▶ **Document excerpt**:
Reckless Abandon

SUBHEAD: It’s time we all understand that the interests of the financial world are diametrically opposed to our own interests.  

By Raul Ilargi Meijer on 21 September 2011 for the Automatic Earth - (http://theautomaticearth.blogspot.com/2011/09/september-21-2011-reckless-abandon.html)
  
Image above: Man holds sign on Wall Street -America 99% Poor 1% Rich. From original article.

I'm not even sure if it's right to claim that it's unique to our societies, but it's certainly something like a token sign. We do a lot of stupid and useless things, but this one is right up there with the cream of the crop of them. For days now, the entire financial world seems to be holding its breath waiting for Ben Bernanke to issue a statement on what his Federal Reserve aims to do next, a statement to be delivered today, Wednesday, around 2.15 PM EDT. What makes this so remarkable is that it should be clear to anyone with a pulse and some control of any of their senses left, that Bernanke's upcoming speech is completely inconsequential for more than a very short and fleeting moment in time.

The Fed can't save our economies or banks from the upcoming recession slash depression anymore than it can send a rocketship to Andromeda. The Federal Reserve is impotent when it comes to saving the economy, even if it tries with all its might not to show it. It flaunts its fictional capacity and ability to come up with new and creative well-calculated measures to influence everything from A to Z like once upon a time the emperor flaunted his new clothes. And no matter how badly any and all of its previous measures have failed, the vast majority among us still praises the subtly elegant materials and their dream-provoking shine. We don't want reality, we want to believe.

Oh, but you say, the Fed did succeed at times: didn't QE1 saved the economy?! No, I say, it did nothing of the kind. One might argue that it saved the day, perhaps, but all it really accomplished was to make the crisis more opaque. And granted, that may well be what it was designed for. So in that light, yes, one can argue that the Fed has been highly successful. But that is not what we are looking for in a central bank. What we are looking for is for it to, indeed, save the economy, in order that, in the case of the Federal Reserve, ordinary Americans can look forward to decent paychecks, and homes they can keep living in, and bright futures for their kids.

▶ **Directions**: List everything the article on the Federal Reserve above says ordinary Americans should be able to look forward to.

▶ **Listed records**:
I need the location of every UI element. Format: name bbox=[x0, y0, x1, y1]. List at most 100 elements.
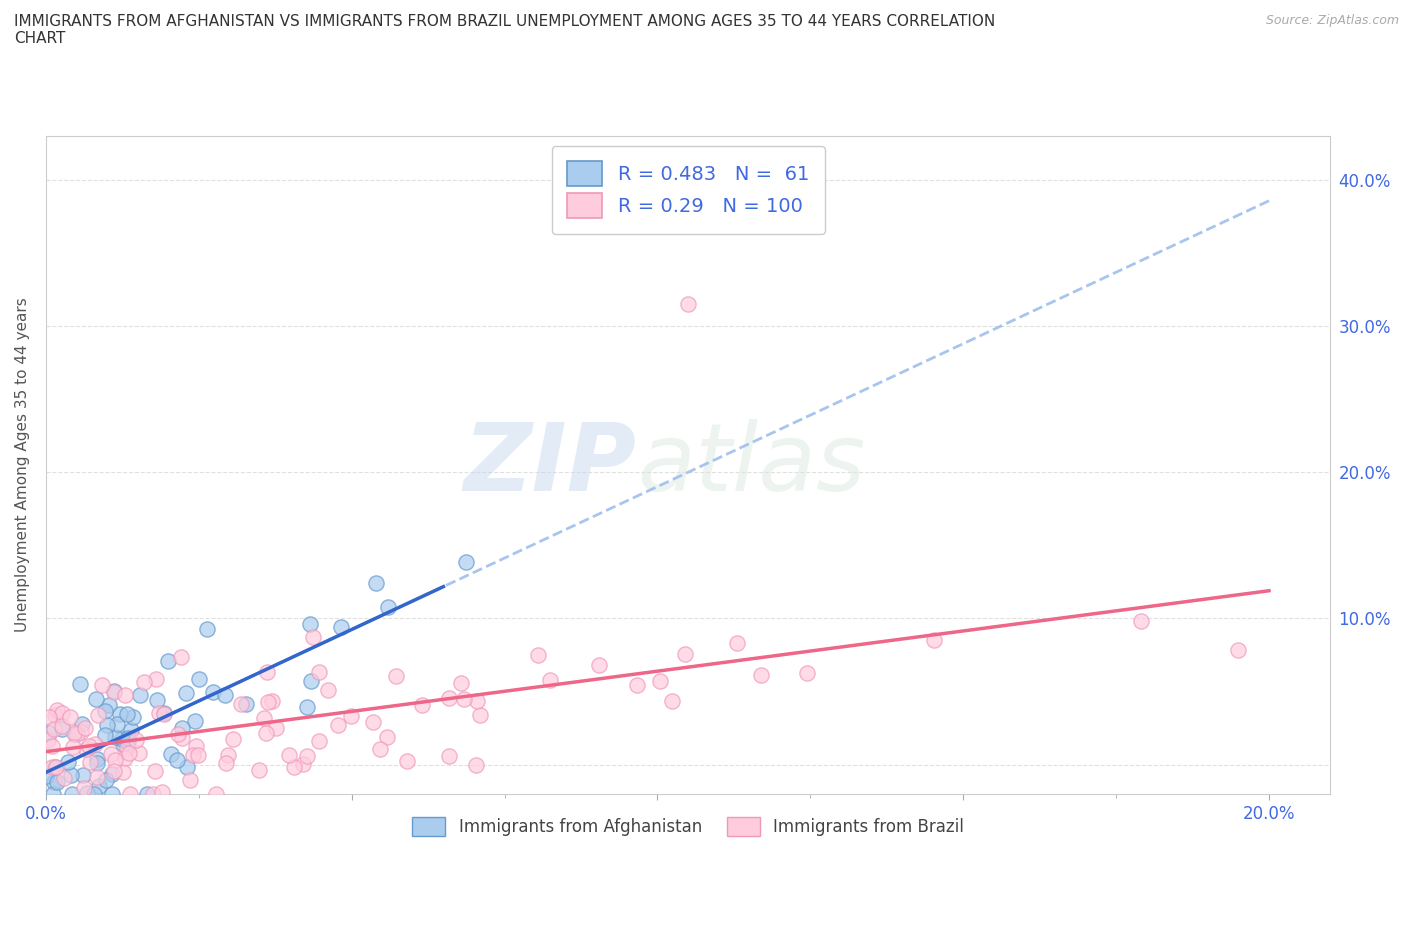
Point bbox=[111, 737, 134, 751]
Point bbox=[79, 755, 101, 770]
Point bbox=[62, 740, 84, 755]
Point bbox=[411, 698, 433, 712]
Point bbox=[377, 599, 399, 614]
Point bbox=[145, 693, 167, 708]
Point bbox=[87, 708, 110, 723]
Point bbox=[117, 730, 139, 745]
Point bbox=[77, 738, 100, 753]
Point bbox=[44, 759, 66, 774]
Point bbox=[302, 630, 325, 644]
Point bbox=[75, 742, 97, 757]
Point bbox=[122, 709, 145, 724]
Point bbox=[527, 647, 550, 662]
Point bbox=[87, 778, 110, 793]
Point bbox=[76, 786, 98, 801]
Point bbox=[58, 710, 80, 724]
Point bbox=[385, 669, 408, 684]
Point bbox=[170, 721, 193, 736]
Point bbox=[110, 707, 132, 722]
Point bbox=[63, 726, 86, 741]
Point bbox=[100, 746, 122, 761]
Point bbox=[115, 740, 138, 755]
Point bbox=[222, 732, 245, 747]
Point bbox=[195, 622, 218, 637]
Point bbox=[166, 752, 188, 767]
Point bbox=[103, 764, 125, 778]
Point bbox=[538, 673, 561, 688]
Point bbox=[181, 748, 204, 763]
Point bbox=[114, 687, 136, 702]
Point bbox=[60, 768, 83, 783]
Point bbox=[62, 725, 84, 740]
Point bbox=[150, 785, 173, 800]
Point bbox=[254, 725, 277, 740]
Point bbox=[38, 726, 60, 741]
Point bbox=[153, 707, 176, 722]
Point bbox=[262, 693, 284, 708]
Point bbox=[375, 730, 398, 745]
Point bbox=[470, 708, 492, 723]
Point bbox=[51, 706, 73, 721]
Point bbox=[117, 707, 139, 722]
Point bbox=[69, 676, 91, 691]
Point bbox=[104, 752, 127, 767]
Point bbox=[111, 732, 134, 747]
Point bbox=[235, 697, 257, 711]
Point bbox=[339, 709, 361, 724]
Point bbox=[465, 693, 488, 708]
Point bbox=[103, 684, 125, 698]
Point bbox=[231, 697, 253, 711]
Point bbox=[96, 773, 118, 788]
Point bbox=[120, 723, 142, 737]
Point bbox=[51, 719, 73, 734]
Point bbox=[167, 726, 190, 741]
Point bbox=[329, 619, 352, 634]
Point bbox=[661, 694, 683, 709]
Point bbox=[145, 672, 167, 687]
Point bbox=[70, 724, 93, 739]
Point bbox=[187, 672, 209, 687]
Point bbox=[205, 787, 228, 802]
Point bbox=[35, 769, 58, 784]
Point bbox=[112, 764, 135, 779]
Text: ZIP: ZIP bbox=[464, 418, 637, 511]
Point bbox=[922, 632, 945, 647]
Point bbox=[160, 746, 183, 761]
Point bbox=[84, 737, 107, 751]
Point bbox=[368, 741, 391, 756]
Point bbox=[128, 687, 150, 702]
Point bbox=[299, 673, 322, 688]
Point bbox=[60, 787, 83, 802]
Point bbox=[395, 754, 418, 769]
Text: atlas: atlas bbox=[637, 419, 865, 511]
Point bbox=[183, 713, 205, 728]
Point bbox=[283, 760, 305, 775]
Point bbox=[1227, 643, 1250, 658]
Point bbox=[326, 718, 349, 733]
Point bbox=[136, 787, 159, 802]
Point bbox=[626, 678, 648, 693]
Point bbox=[214, 687, 236, 702]
Point bbox=[83, 787, 105, 802]
Point bbox=[41, 760, 63, 775]
Point bbox=[361, 714, 384, 729]
Text: Source: ZipAtlas.com: Source: ZipAtlas.com bbox=[1265, 14, 1399, 27]
Point bbox=[364, 576, 387, 591]
Point bbox=[72, 768, 94, 783]
Point bbox=[42, 722, 65, 737]
Point bbox=[56, 754, 79, 769]
Point bbox=[104, 729, 127, 744]
Point bbox=[187, 748, 209, 763]
Legend: Immigrants from Afghanistan, Immigrants from Brazil: Immigrants from Afghanistan, Immigrants … bbox=[404, 809, 973, 844]
Point bbox=[796, 666, 818, 681]
Point bbox=[42, 787, 65, 802]
Point bbox=[38, 710, 60, 724]
Point bbox=[37, 733, 59, 748]
Point bbox=[247, 763, 270, 777]
Point bbox=[125, 732, 148, 747]
Point bbox=[1130, 614, 1153, 629]
Point bbox=[41, 738, 63, 753]
Point bbox=[256, 694, 278, 709]
Point bbox=[172, 730, 194, 745]
Point bbox=[264, 721, 287, 736]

▶ **Expected output**:
- Decent paychecks
- Homes they can keep living in
- Bright futures for their kids